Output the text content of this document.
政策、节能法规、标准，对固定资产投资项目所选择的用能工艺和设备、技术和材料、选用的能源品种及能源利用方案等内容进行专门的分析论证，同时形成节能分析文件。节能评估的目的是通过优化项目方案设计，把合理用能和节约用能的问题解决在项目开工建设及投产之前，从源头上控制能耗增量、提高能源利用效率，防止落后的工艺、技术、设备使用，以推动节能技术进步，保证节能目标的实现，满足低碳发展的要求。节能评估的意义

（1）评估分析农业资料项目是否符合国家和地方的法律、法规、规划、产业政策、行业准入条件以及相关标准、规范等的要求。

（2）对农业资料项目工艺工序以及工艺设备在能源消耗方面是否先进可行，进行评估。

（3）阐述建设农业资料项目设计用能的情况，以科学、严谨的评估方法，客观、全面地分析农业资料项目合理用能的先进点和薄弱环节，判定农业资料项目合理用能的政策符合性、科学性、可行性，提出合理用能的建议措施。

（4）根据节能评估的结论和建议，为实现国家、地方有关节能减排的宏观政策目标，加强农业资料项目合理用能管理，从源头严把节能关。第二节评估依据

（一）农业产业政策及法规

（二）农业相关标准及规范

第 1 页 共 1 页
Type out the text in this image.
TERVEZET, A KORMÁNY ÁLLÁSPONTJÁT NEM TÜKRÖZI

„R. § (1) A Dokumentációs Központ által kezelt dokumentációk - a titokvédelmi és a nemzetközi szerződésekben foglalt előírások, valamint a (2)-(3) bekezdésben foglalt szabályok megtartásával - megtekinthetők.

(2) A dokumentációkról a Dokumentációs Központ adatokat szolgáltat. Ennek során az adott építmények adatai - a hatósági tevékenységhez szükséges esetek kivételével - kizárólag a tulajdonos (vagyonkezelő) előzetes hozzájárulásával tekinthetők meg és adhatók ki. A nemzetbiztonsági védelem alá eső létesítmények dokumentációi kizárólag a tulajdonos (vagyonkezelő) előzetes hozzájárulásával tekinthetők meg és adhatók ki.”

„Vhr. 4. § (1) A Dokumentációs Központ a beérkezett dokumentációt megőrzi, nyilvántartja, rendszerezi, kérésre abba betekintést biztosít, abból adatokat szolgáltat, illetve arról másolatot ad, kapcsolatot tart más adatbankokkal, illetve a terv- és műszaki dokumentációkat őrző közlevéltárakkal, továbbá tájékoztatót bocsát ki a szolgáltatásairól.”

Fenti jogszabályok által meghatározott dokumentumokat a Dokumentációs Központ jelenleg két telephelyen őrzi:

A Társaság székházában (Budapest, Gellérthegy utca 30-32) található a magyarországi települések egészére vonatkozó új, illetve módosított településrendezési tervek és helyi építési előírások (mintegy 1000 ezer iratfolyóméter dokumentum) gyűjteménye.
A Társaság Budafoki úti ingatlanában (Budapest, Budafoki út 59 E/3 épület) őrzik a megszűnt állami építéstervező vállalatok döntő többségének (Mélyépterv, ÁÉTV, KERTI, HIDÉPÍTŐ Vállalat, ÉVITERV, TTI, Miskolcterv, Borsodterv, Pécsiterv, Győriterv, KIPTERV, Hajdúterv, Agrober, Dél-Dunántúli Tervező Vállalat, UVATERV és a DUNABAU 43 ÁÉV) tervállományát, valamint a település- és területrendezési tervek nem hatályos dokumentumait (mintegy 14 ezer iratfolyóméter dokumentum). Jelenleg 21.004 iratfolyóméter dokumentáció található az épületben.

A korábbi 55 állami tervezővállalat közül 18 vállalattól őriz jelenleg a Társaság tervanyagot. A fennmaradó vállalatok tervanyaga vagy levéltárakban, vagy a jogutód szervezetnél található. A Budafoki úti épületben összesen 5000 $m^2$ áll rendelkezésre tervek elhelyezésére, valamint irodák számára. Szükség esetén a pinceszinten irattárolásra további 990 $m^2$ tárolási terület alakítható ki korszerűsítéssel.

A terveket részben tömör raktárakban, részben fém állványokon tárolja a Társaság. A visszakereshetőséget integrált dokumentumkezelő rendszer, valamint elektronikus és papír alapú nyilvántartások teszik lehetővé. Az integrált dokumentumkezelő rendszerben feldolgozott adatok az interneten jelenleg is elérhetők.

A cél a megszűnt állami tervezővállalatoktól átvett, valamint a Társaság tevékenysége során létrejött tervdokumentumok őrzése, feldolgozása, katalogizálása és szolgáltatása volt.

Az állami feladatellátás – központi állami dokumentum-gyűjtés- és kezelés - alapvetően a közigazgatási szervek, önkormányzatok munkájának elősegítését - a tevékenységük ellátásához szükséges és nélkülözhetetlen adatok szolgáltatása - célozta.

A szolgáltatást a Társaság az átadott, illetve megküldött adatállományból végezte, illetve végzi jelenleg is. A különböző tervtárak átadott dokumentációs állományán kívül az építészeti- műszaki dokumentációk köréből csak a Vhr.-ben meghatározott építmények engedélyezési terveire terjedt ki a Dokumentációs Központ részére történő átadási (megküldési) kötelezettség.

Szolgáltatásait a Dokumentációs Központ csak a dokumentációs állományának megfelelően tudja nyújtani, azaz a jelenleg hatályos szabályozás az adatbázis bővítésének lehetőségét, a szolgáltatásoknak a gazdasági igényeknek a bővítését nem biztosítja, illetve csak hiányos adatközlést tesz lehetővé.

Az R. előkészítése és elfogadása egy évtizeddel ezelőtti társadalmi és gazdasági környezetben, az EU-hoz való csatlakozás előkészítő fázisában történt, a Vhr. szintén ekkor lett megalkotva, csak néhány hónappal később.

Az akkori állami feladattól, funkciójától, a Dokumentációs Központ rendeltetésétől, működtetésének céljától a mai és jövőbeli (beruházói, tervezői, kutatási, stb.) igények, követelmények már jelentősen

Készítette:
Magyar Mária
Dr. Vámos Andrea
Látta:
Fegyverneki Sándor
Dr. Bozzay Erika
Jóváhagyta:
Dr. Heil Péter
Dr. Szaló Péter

*WHAT IS BEING ASKED*:
Gather every line from the listing above in which "adatokat" appears, and copy those lines.

*RESULT FOR THIS TASK*:
(2) A dokumentációkról a Dokumentációs Központ adatokat szolgáltat. Ennek során az adott építmények adatai - a hatósági tevékenységhez szükséges esetek kivételével - kizárólag a tulajdonos (vagyonkezelő) előzetes hozzájárulásával tekinthetők meg és adhatók ki. A nemzetbiztonsági védelem alá eső létesítmények dokumentációi kizárólag a tulajdonos (vagyonkezelő) előzetes hozzájárulásával tekinthetők meg és adhatók ki.”
„Vhr. 4. § (1) A Dokumentációs Központ a beérkezett dokumentációt megőrzi, nyilvántartja, rendszerezi, kérésre abba betekintést biztosít, abból adatokat szolgáltat, illetve arról másolatot ad, kapcsolatot tart más adatbankokkal, illetve a terv- és műszaki dokumentációkat őrző közlevéltárakkal, továbbá tájékoztatót bocsát ki a szolgáltatásairól.”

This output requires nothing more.